Excerpt from a dataset:

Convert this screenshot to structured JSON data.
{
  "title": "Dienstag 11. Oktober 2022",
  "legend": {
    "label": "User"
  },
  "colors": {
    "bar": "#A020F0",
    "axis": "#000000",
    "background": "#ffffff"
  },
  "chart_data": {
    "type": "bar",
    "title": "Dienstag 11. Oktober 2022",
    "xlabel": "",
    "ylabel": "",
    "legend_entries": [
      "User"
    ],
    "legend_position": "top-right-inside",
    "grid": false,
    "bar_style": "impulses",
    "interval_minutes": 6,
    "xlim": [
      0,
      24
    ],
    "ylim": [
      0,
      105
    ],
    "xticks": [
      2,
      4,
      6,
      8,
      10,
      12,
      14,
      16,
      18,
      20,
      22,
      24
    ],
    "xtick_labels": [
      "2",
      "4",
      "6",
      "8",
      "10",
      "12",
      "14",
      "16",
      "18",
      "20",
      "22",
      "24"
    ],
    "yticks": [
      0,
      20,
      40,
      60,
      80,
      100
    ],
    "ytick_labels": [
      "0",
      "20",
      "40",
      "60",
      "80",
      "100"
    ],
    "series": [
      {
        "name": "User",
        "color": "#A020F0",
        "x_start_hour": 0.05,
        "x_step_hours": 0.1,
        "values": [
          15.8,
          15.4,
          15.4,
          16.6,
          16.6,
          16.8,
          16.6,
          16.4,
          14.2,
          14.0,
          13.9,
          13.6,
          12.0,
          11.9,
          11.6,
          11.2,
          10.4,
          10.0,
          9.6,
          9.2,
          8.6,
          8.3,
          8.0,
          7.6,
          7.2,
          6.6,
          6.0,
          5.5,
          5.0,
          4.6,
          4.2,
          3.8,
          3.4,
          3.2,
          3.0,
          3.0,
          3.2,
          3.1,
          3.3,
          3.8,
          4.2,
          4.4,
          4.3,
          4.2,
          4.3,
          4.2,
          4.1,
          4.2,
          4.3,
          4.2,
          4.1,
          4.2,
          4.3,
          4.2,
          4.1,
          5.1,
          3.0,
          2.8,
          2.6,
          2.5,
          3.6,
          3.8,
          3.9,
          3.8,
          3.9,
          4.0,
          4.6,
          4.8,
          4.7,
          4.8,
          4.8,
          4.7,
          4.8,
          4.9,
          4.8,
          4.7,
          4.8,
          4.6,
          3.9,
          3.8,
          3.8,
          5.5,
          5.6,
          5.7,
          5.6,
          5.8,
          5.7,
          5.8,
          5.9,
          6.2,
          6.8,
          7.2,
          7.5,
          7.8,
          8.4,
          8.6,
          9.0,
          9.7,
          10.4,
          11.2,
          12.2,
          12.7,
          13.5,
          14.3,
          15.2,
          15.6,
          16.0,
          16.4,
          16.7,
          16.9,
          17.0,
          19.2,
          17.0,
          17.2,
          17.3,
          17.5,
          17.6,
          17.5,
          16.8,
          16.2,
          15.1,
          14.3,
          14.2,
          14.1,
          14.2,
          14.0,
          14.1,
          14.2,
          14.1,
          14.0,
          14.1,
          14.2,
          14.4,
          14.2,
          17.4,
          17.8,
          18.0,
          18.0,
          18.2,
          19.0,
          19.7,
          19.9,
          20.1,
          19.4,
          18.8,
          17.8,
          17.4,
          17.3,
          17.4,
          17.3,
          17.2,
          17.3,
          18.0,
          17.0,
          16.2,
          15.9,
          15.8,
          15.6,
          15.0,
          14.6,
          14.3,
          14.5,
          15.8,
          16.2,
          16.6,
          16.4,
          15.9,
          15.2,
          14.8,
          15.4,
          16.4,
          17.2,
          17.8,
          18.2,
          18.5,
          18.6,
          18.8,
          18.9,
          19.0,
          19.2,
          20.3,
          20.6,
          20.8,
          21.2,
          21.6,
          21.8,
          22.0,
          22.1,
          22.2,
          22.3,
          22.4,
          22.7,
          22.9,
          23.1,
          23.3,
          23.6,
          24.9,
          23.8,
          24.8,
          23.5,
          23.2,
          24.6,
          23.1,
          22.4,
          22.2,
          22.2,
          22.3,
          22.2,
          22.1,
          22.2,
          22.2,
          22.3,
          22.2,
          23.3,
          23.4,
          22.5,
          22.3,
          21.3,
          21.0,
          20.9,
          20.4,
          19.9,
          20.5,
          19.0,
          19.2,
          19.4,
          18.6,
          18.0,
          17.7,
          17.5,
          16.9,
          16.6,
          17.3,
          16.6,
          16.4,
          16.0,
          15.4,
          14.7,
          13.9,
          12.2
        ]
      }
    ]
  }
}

## Objective:
Faithfully transcribe the whole of the data.

## Output below:
Convert this screenshot to structured JSON data.
{
  "title": "Dienstag 11. Oktober 2022",
  "legend": {
    "label": "User"
  },
  "colors": {
    "bar": "#A020F0",
    "axis": "#000000",
    "background": "#ffffff"
  },
  "chart_data": {
    "type": "bar",
    "title": "Dienstag 11. Oktober 2022",
    "xlabel": "",
    "ylabel": "",
    "legend_entries": [
      "User"
    ],
    "legend_position": "top-right-inside",
    "grid": false,
    "bar_style": "impulses",
    "interval_minutes": 6,
    "xlim": [
      0,
      24
    ],
    "ylim": [
      0,
      105
    ],
    "xticks": [
      2,
      4,
      6,
      8,
      10,
      12,
      14,
      16,
      18,
      20,
      22,
      24
    ],
    "xtick_labels": [
      "2",
      "4",
      "6",
      "8",
      "10",
      "12",
      "14",
      "16",
      "18",
      "20",
      "22",
      "24"
    ],
    "yticks": [
      0,
      20,
      40,
      60,
      80,
      100
    ],
    "ytick_labels": [
      "0",
      "20",
      "40",
      "60",
      "80",
      "100"
    ],
    "series": [
      {
        "name": "User",
        "color": "#A020F0",
        "x_start_hour": 0.05,
        "x_step_hours": 0.1,
        "values": [
          15.8,
          15.4,
          15.4,
          16.6,
          16.6,
          16.8,
          16.6,
          16.4,
          14.2,
          14.0,
          13.9,
          13.6,
          12.0,
          11.9,
          11.6,
          11.2,
          10.4,
          10.0,
          9.6,
          9.2,
          8.6,
          8.3,
          8.0,
          7.6,
          7.2,
          6.6,
          6.0,
          5.5,
          5.0,
          4.6,
          4.2,
          3.8,
          3.4,
          3.2,
          3.0,
          3.0,
          3.2,
          3.1,
          3.3,
          3.8,
          4.2,
          4.4,
          4.3,
          4.2,
          4.3,
          4.2,
          4.1,
          4.2,
          4.3,
          4.2,
          4.1,
          4.2,
          4.3,
          4.2,
          4.1,
          5.1,
          3.0,
          2.8,
          2.6,
          2.5,
          3.6,
          3.8,
          3.9,
          3.8,
          3.9,
          4.0,
          4.6,
          4.8,
          4.7,
          4.8,
          4.8,
          4.7,
          4.8,
          4.9,
          4.8,
          4.7,
          4.8,
          4.6,
          3.9,
          3.8,
          3.8,
          5.5,
          5.6,
          5.7,
          5.6,
          5.8,
          5.7,
          5.8,
          5.9,
          6.2,
          6.8,
          7.2,
          7.5,
          7.8,
          8.4,
          8.6,
          9.0,
          9.7,
          10.4,
          11.2,
          12.2,
          12.7,
          13.5,
          14.3,
          15.2,
          15.6,
          16.0,
          16.4,
          16.7,
          16.9,
          17.0,
          19.2,
          17.0,
          17.2,
          17.3,
          17.5,
          17.6,
          17.5,
          16.8,
          16.2,
          15.1,
          14.3,
          14.2,
          14.1,
          14.2,
          14.0,
          14.1,
          14.2,
          14.1,
          14.0,
          14.1,
          14.2,
          14.4,
          14.2,
          17.4,
          17.8,
          18.0,
          18.0,
          18.2,
          19.0,
          19.7,
          19.9,
          20.1,
          19.4,
          18.8,
          17.8,
          17.4,
          17.3,
          17.4,
          17.3,
          17.2,
          17.3,
          18.0,
          17.0,
          16.2,
          15.9,
          15.8,
          15.6,
          15.0,
          14.6,
          14.3,
          14.5,
          15.8,
          16.2,
          16.6,
          16.4,
          15.9,
          15.2,
          14.8,
          15.4,
          16.4,
          17.2,
          17.8,
          18.2,
          18.5,
          18.6,
          18.8,
          18.9,
          19.0,
          19.2,
          20.3,
          20.6,
          20.8,
          21.2,
          21.6,
          21.8,
          22.0,
          22.1,
          22.2,
          22.3,
          22.4,
          22.7,
          22.9,
          23.1,
          23.3,
          23.6,
          24.9,
          23.8,
          24.8,
          23.5,
          23.2,
          24.6,
          23.1,
          22.4,
          22.2,
          22.2,
          22.3,
          22.2,
          22.1,
          22.2,
          22.2,
          22.3,
          22.2,
          23.3,
          23.4,
          22.5,
          22.3,
          21.3,
          21.0,
          20.9,
          20.4,
          19.9,
          20.5,
          19.0,
          19.2,
          19.4,
          18.6,
          18.0,
          17.7,
          17.5,
          16.9,
          16.6,
          17.3,
          16.6,
          16.4,
          16.0,
          15.4,
          14.7,
          13.9,
          12.2
        ]
      }
    ]
  }
}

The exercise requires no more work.